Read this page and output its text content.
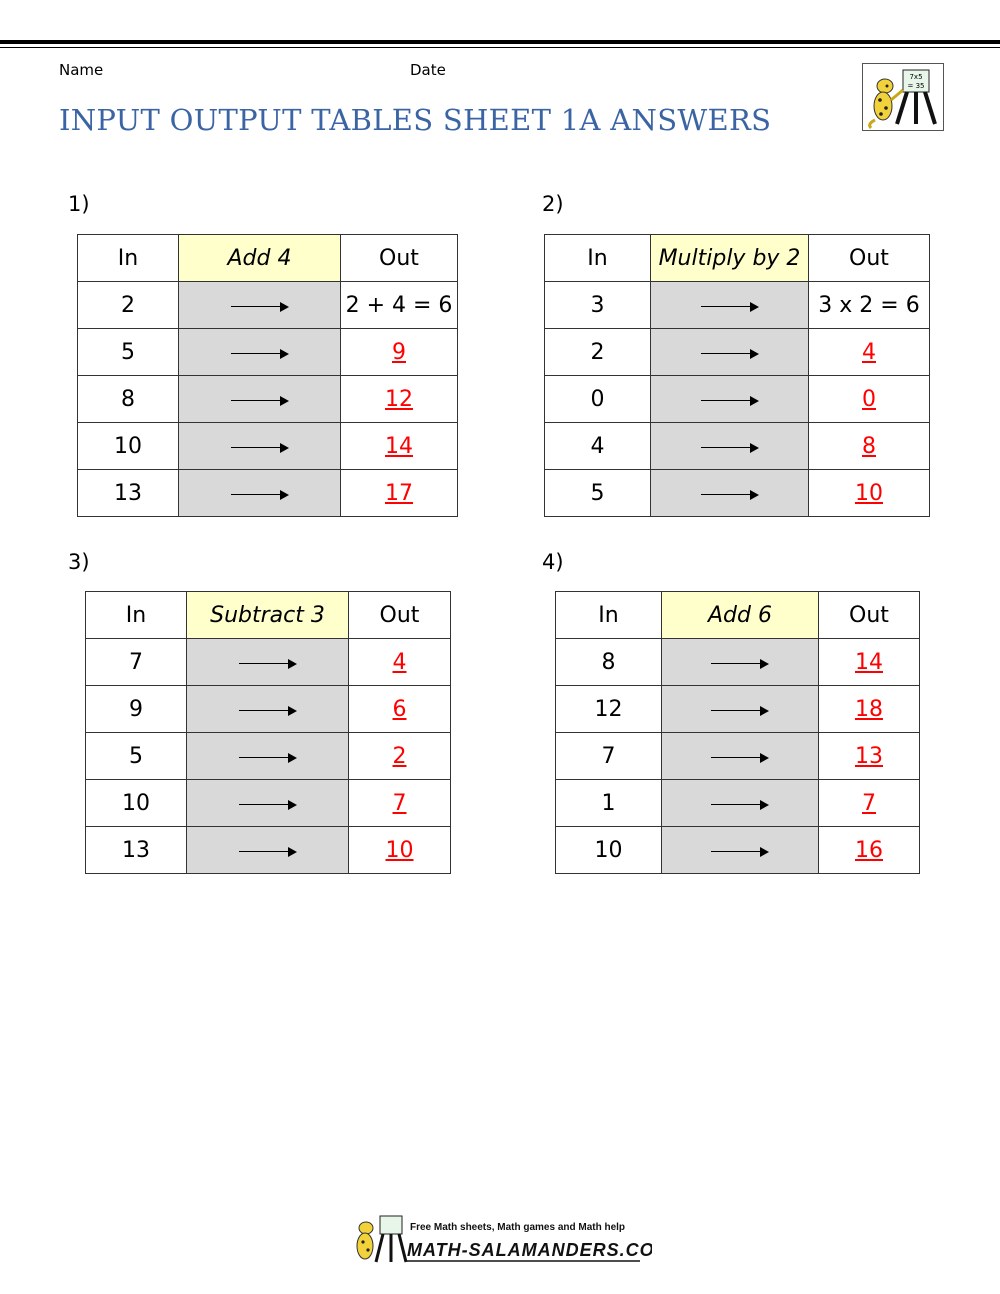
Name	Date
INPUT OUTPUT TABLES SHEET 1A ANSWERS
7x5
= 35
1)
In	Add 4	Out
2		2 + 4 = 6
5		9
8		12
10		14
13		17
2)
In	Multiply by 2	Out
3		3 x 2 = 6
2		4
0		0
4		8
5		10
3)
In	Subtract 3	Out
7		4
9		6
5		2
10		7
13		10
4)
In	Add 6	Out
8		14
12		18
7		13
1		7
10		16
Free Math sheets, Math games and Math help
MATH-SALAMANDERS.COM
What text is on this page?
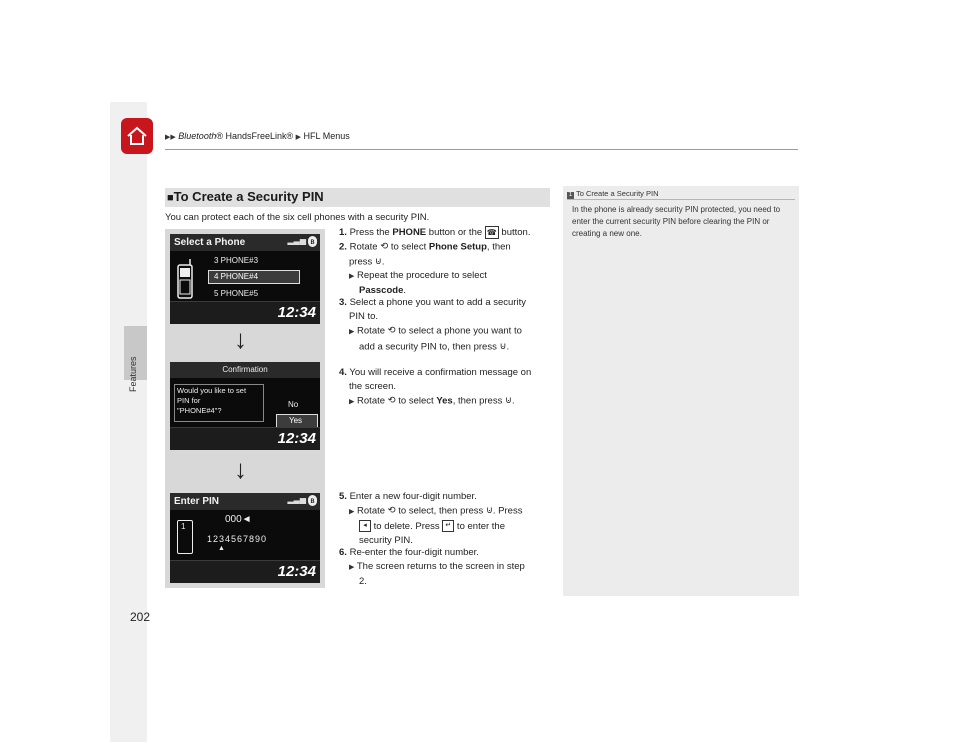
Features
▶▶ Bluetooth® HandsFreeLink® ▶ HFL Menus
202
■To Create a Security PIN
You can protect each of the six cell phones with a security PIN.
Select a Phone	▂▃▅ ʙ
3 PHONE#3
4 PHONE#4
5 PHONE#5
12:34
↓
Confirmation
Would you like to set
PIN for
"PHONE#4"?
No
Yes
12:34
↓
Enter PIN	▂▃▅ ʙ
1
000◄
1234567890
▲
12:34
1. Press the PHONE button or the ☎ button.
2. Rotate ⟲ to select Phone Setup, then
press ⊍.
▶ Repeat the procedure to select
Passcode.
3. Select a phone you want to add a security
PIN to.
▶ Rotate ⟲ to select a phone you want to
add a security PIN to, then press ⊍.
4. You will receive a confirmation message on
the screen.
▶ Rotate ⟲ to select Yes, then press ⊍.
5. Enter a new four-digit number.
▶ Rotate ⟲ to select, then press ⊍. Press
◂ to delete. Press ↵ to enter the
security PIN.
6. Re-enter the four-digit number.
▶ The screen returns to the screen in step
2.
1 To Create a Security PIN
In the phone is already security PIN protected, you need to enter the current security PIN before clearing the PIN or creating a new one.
+ + + + + + +
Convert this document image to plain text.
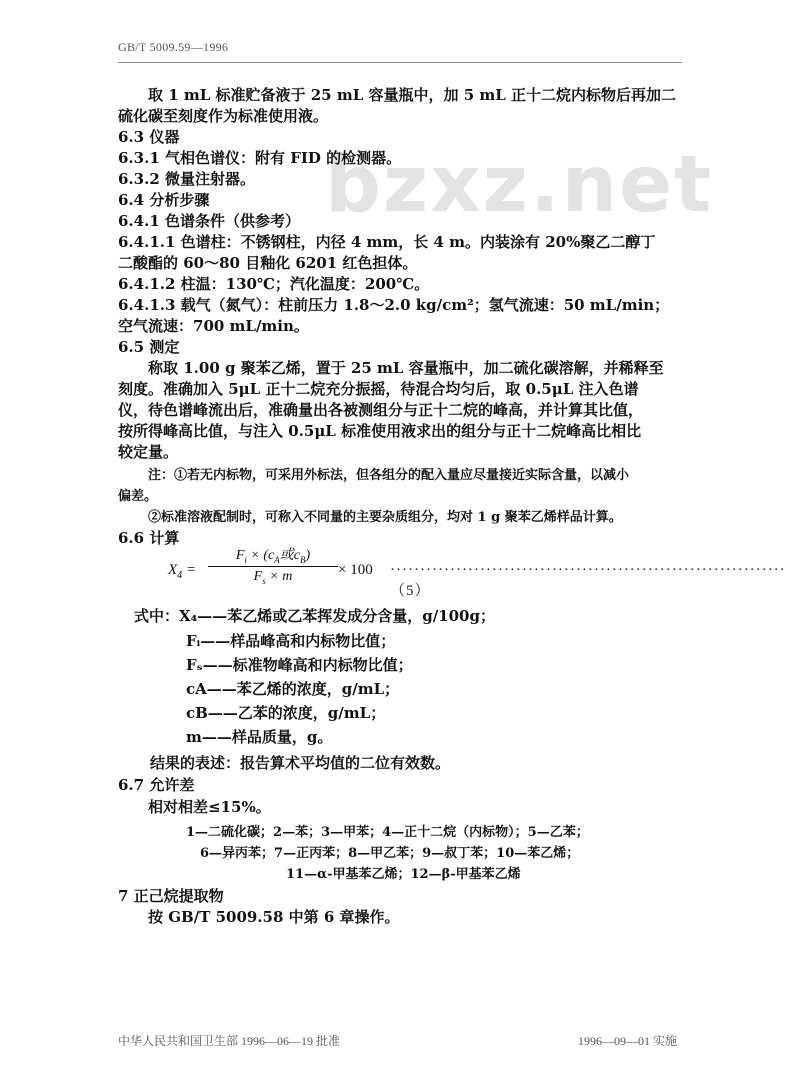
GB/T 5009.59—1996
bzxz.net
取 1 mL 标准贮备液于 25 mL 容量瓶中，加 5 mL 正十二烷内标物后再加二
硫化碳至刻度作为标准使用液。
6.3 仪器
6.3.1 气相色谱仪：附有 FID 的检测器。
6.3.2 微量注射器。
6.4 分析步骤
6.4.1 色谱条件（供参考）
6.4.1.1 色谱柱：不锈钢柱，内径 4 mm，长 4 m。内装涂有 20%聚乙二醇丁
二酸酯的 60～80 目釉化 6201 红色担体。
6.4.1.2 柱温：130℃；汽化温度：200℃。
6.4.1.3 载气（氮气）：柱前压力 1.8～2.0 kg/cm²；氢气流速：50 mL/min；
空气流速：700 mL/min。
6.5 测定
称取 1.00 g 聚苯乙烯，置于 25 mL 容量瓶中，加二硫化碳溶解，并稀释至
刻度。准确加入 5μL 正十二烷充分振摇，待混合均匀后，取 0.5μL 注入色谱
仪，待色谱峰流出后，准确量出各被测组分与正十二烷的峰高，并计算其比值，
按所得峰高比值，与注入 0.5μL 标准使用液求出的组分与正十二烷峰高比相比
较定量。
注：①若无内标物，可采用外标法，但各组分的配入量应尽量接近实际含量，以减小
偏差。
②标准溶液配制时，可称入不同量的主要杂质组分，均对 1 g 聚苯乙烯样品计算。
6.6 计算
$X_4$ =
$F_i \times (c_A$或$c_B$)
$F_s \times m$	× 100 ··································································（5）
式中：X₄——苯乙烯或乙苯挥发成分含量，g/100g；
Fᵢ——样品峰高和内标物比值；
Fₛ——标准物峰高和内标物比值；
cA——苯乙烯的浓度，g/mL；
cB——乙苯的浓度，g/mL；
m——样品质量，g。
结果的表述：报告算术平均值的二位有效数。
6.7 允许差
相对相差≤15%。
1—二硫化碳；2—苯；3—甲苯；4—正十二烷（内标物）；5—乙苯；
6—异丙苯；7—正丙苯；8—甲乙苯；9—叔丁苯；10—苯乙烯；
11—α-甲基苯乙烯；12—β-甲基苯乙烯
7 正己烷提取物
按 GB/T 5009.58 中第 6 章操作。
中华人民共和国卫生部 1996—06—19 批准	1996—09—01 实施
+ + + + + + +
**Problem:**
Copy and report every line where the word "number" is present.

**Answer for this exercise:**
5. Enter a new four-digit number.
6. Re-enter the four-digit number.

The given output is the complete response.